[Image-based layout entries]
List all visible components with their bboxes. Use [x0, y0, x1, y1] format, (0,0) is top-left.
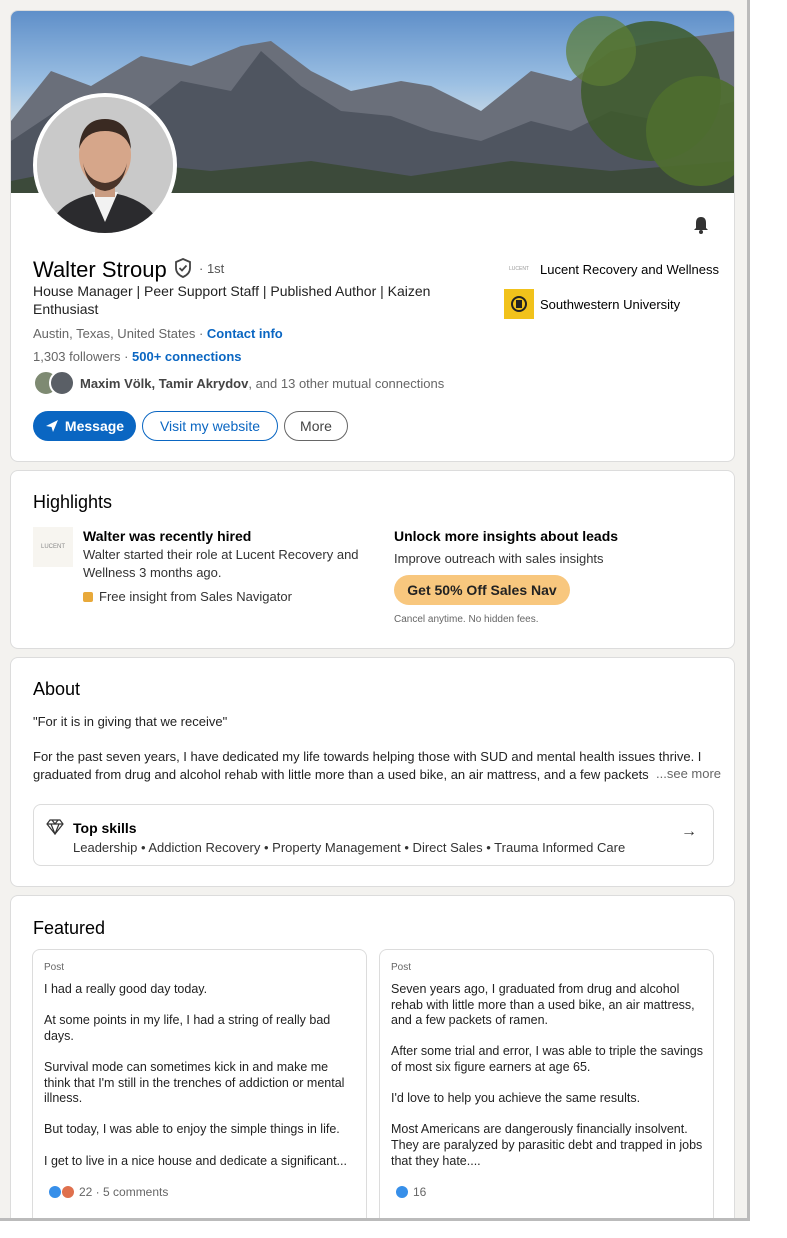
about-body: For the past seven years, I have dedicat… [33, 749, 702, 782]
lucent-logo: LUCENT [508, 266, 529, 272]
profile-headline: House Manager | Peer Support Staff | Pub… [33, 283, 431, 317]
about-quote: "For it is in giving that we receive" [33, 714, 228, 729]
sales-nav-offer-button[interactable]: Get 50% Off Sales Nav [394, 575, 570, 605]
free-insight-text: Free insight from Sales Navigator [99, 589, 292, 604]
org-education[interactable]: Southwestern University [504, 289, 680, 319]
featured-card: Featured Post I had a really good day to… [10, 895, 735, 1218]
like-reaction-icon [49, 1186, 61, 1198]
org-current-company[interactable]: LUCENT Lucent Recovery and Wellness [504, 254, 719, 284]
featured-post[interactable]: Post Seven years ago, I graduated from d… [379, 949, 714, 1218]
like-reaction-icon [396, 1186, 408, 1198]
profile-photo[interactable] [33, 93, 177, 237]
sales-navigator-icon [83, 591, 93, 602]
post-body: I had a really good day today. At some p… [44, 982, 347, 1168]
free-insight-note: Free insight from Sales Navigator [83, 589, 292, 604]
insights-note: Cancel anytime. No hidden fees. [394, 614, 539, 625]
highlights-card: Highlights LUCENT Walter was recently hi… [10, 470, 735, 649]
followers-count: 1,303 followers [33, 349, 121, 364]
org-name: Lucent Recovery and Wellness [540, 261, 719, 277]
recently-hired-title[interactable]: Walter was recently hired [83, 528, 251, 544]
love-reaction-icon [62, 1186, 74, 1198]
reaction-count: 22 · 5 comments [79, 1185, 169, 1199]
mutual-avatar [49, 370, 75, 396]
see-more-link[interactable]: ...see more [652, 766, 722, 781]
arrow-right-icon[interactable]: → [681, 823, 697, 841]
more-button[interactable]: More [284, 411, 348, 441]
message-button[interactable]: Message [33, 411, 136, 441]
location-text: Austin, Texas, United States · [33, 326, 204, 341]
visit-website-button[interactable]: Visit my website [142, 411, 278, 441]
post-reactions[interactable]: 22 · 5 comments [49, 1185, 168, 1199]
post-body: Seven years ago, I graduated from drug a… [391, 982, 703, 1168]
insights-description: Improve outreach with sales insights [394, 551, 604, 566]
diamond-icon [46, 819, 64, 840]
about-card: About "For it is in giving that we recei… [10, 657, 735, 887]
reaction-count: 16 [413, 1185, 427, 1199]
mutual-connections-avatars[interactable] [33, 370, 75, 396]
message-button-label: Message [64, 418, 125, 434]
top-skills-box[interactable]: Top skills Leadership • Addiction Recove… [33, 804, 714, 866]
insights-title: Unlock more insights about leads [394, 528, 619, 544]
top-skills-title: Top skills [73, 820, 137, 836]
send-icon [45, 420, 58, 432]
mutual-names: Maxim Völk, Tamir Akrydov [80, 376, 249, 391]
southwestern-university-logo [504, 289, 534, 319]
contact-info-link[interactable]: Contact info [207, 326, 283, 341]
post-type-label: Post [44, 962, 65, 973]
featured-post[interactable]: Post I had a really good day today. At s… [32, 949, 367, 1218]
mutual-others: , and 13 other mutual connections [248, 376, 445, 391]
featured-title: Featured [33, 918, 106, 938]
lucent-logo: LUCENT [33, 527, 73, 567]
recently-hired-description: Walter started their role at Lucent Reco… [83, 547, 359, 580]
mutual-connections-text[interactable]: Maxim Völk, Tamir Akrydov, and 13 other … [80, 376, 444, 391]
connection-degree: · 1st [199, 261, 225, 276]
verified-shield-icon[interactable] [173, 257, 193, 284]
top-skills-list: Leadership • Addiction Recovery • Proper… [73, 840, 626, 855]
post-reactions[interactable]: 16 [396, 1185, 426, 1199]
profile-stats: 1,303 followers · 500+ connections [33, 349, 242, 364]
profile-card: Walter Stroup · 1st House Manager | Peer… [10, 10, 735, 462]
notification-bell-icon[interactable] [691, 215, 711, 240]
about-title: About [33, 679, 81, 699]
connections-link[interactable]: 500+ connections [132, 349, 241, 364]
highlights-title: Highlights [33, 492, 113, 512]
org-name: Southwestern University [540, 296, 681, 312]
post-type-label: Post [391, 962, 412, 973]
profile-page: Walter Stroup · 1st House Manager | Peer… [0, 0, 750, 1221]
profile-name: Walter Stroup [33, 257, 167, 282]
profile-location: Austin, Texas, United States · Contact i… [33, 326, 283, 341]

_To be done_
Give the lines of the material above between the line holding "about-body: For the" and the line holding "sales-nav-offer-button[interactable]: Get 50%", inclusive, as a numbered list with blank lines omitted.

_Response to the task_
1. about-body: For the past seven years, I have dedicat… [33, 749, 702, 782]
2. lucent-logo: LUCENT [508, 266, 529, 272]
3. profile-headline: House Manager | Peer Support Staff | Pub… [33, 283, 431, 317]
4. about-quote: "For it is in giving that we receive" [33, 714, 228, 729]
5. sales-nav-offer-button[interactable]: Get 50% Off Sales Nav [394, 575, 570, 605]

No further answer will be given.